**Given exercise**. Check every line of the entries for "Total", and copy the lines that hold it.

**Data rows**.

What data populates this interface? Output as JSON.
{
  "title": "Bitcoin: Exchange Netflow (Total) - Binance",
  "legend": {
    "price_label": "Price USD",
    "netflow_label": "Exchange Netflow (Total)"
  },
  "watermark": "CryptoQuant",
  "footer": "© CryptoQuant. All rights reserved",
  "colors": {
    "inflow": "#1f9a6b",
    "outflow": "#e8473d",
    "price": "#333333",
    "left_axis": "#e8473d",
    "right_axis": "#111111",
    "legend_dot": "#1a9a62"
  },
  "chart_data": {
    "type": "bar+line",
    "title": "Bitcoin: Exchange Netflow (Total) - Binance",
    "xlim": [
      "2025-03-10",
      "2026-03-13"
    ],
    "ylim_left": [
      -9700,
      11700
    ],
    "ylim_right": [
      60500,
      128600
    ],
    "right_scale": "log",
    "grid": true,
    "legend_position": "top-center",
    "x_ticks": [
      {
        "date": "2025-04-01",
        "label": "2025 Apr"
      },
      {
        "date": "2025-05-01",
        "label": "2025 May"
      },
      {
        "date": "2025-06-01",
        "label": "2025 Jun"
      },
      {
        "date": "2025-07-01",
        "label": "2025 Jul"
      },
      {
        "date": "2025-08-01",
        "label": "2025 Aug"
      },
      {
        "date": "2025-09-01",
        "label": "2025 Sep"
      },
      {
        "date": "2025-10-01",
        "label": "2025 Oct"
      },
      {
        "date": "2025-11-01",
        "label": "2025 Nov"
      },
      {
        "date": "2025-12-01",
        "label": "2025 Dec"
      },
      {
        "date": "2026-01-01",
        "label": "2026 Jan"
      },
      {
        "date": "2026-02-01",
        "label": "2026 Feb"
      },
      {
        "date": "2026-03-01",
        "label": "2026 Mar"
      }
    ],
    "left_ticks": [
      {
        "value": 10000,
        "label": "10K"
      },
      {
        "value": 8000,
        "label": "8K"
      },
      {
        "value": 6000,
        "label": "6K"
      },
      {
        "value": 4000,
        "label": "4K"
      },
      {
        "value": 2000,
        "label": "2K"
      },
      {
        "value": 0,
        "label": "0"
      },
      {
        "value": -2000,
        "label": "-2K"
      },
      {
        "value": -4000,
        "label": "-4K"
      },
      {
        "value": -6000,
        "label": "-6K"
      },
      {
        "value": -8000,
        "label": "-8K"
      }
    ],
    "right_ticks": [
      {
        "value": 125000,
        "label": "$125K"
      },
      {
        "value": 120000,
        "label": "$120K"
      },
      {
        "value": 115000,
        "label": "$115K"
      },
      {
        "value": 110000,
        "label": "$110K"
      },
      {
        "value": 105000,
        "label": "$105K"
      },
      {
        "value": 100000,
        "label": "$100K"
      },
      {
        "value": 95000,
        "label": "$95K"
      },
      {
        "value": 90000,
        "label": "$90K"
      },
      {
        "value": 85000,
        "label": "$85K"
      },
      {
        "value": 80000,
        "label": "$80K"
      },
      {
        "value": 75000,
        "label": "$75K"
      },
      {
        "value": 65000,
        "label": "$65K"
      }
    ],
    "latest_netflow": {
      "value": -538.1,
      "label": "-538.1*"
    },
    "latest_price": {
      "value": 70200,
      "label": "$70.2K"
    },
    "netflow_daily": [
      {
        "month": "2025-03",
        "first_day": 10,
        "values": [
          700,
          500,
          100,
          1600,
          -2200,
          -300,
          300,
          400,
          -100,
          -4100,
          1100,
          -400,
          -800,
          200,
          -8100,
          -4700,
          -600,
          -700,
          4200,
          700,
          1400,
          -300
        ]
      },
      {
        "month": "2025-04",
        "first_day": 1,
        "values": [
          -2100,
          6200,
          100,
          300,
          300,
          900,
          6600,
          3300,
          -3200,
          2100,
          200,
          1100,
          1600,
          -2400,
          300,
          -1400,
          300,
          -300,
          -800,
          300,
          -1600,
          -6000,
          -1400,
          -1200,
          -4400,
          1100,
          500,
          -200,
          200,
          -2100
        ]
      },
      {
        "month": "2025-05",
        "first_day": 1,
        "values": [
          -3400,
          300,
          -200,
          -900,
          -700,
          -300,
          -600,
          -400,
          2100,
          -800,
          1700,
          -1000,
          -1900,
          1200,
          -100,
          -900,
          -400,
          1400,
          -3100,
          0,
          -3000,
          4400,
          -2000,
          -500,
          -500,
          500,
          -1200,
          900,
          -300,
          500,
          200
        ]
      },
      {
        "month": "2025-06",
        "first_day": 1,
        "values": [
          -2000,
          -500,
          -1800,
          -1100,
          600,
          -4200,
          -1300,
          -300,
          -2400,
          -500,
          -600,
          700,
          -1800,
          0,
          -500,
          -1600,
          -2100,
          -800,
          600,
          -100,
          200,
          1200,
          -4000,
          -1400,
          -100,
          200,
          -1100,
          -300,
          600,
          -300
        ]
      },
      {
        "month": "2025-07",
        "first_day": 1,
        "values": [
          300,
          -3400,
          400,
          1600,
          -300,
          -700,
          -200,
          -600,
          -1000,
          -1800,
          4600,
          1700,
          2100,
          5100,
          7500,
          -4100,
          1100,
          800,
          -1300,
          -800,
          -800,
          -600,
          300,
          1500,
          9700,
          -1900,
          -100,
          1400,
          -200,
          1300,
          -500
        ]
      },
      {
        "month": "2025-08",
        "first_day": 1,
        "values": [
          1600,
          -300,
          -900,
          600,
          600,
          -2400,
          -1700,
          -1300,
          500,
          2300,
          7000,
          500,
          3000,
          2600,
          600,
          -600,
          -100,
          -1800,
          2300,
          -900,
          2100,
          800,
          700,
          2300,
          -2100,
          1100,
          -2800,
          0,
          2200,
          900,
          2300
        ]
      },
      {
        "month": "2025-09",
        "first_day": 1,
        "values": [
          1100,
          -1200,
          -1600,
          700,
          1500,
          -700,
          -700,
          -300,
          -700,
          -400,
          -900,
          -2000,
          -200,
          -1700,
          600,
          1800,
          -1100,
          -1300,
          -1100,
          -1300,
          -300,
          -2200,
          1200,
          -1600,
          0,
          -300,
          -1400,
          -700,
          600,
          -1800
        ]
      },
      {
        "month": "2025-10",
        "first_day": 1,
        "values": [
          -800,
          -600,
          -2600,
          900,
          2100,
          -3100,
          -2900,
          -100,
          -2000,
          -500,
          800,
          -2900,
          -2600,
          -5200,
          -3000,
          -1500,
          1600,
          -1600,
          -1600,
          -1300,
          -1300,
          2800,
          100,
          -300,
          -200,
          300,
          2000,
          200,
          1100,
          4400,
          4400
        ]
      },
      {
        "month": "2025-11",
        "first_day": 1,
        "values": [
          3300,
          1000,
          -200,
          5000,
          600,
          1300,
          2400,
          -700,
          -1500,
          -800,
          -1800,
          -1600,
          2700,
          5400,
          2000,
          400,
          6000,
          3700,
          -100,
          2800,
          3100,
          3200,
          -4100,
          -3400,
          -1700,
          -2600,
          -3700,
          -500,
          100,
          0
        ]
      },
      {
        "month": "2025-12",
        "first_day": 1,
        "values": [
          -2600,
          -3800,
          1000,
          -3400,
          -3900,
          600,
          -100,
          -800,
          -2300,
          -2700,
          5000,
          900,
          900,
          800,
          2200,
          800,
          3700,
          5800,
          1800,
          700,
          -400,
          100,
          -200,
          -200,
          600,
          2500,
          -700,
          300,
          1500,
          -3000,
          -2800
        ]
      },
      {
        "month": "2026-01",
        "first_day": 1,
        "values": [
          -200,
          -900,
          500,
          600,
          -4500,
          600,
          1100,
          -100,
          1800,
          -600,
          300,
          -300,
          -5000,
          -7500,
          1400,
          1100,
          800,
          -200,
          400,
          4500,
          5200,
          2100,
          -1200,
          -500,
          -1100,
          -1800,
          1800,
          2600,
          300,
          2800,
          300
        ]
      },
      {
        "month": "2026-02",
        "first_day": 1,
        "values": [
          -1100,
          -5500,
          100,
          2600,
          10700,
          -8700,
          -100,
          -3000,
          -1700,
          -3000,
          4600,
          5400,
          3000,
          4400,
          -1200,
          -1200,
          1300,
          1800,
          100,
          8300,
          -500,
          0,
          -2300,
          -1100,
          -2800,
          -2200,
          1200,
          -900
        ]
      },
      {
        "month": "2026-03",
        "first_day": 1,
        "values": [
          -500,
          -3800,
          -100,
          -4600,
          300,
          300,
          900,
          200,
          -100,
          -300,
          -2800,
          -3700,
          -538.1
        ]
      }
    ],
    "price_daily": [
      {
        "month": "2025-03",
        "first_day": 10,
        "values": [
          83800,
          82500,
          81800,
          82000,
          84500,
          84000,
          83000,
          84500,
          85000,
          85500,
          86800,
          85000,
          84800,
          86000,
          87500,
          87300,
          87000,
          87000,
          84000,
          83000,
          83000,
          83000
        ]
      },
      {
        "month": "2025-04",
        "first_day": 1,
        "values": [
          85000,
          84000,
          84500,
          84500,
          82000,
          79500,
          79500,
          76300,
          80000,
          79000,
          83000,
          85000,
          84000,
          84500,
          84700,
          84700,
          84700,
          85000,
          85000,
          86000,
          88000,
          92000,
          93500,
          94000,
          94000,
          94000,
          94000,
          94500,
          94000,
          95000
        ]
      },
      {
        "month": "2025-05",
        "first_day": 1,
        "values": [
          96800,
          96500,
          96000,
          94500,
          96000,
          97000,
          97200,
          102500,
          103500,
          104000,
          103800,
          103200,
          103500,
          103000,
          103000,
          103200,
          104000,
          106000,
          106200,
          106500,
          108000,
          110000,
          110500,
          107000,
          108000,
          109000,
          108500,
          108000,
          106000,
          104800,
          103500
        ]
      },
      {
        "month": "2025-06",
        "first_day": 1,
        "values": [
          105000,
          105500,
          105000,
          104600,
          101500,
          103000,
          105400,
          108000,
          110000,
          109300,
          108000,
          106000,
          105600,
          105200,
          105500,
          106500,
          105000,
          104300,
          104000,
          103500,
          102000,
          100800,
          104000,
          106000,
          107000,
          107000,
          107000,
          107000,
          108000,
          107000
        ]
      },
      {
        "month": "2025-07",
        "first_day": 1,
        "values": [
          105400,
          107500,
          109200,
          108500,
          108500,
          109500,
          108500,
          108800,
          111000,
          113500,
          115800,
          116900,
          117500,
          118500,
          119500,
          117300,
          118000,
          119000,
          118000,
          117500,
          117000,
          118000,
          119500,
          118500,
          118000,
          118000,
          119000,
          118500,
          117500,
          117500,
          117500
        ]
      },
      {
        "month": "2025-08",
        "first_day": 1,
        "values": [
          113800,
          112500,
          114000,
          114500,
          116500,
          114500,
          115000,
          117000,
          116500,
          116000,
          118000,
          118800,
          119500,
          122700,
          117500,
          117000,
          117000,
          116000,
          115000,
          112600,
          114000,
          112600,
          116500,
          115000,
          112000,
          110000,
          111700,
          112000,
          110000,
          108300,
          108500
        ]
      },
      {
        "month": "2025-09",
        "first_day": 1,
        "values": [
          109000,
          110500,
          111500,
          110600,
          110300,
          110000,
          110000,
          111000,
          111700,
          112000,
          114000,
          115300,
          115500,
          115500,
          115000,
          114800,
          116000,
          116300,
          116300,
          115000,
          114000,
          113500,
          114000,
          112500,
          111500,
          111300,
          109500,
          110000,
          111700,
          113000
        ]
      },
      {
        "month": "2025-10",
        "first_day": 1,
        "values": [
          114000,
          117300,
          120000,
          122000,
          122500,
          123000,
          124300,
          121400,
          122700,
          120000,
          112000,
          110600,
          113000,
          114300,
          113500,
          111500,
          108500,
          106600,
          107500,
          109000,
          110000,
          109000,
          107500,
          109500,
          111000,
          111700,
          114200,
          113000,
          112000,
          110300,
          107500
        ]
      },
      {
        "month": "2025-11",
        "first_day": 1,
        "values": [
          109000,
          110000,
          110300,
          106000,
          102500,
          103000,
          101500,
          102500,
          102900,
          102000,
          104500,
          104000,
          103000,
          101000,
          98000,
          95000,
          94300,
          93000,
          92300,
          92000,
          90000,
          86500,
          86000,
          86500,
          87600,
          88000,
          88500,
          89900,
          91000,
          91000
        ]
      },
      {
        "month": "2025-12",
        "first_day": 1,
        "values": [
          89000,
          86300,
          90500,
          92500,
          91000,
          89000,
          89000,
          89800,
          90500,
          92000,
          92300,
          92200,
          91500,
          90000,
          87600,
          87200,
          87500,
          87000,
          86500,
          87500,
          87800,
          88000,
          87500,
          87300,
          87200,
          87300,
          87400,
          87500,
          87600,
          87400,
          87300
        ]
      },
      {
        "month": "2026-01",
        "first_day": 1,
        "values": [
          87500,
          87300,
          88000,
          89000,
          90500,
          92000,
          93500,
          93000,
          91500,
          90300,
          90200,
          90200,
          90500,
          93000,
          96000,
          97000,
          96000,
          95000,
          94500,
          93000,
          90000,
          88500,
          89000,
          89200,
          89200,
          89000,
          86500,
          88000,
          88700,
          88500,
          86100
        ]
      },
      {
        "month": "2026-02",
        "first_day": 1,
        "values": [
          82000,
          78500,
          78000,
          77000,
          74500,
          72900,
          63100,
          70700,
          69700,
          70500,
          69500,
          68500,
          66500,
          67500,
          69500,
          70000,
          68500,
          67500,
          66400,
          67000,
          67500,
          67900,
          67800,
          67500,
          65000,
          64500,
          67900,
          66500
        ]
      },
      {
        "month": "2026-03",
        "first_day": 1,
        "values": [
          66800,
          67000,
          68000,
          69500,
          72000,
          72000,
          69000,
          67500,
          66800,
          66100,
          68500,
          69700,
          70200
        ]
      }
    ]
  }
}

**Exercise result**.
  "title": "Bitcoin: Exchange Netflow (Total) - Binance",
    "netflow_label": "Exchange Netflow (Total)"
    "title": "Bitcoin: Exchange Netflow (Total) - Binance",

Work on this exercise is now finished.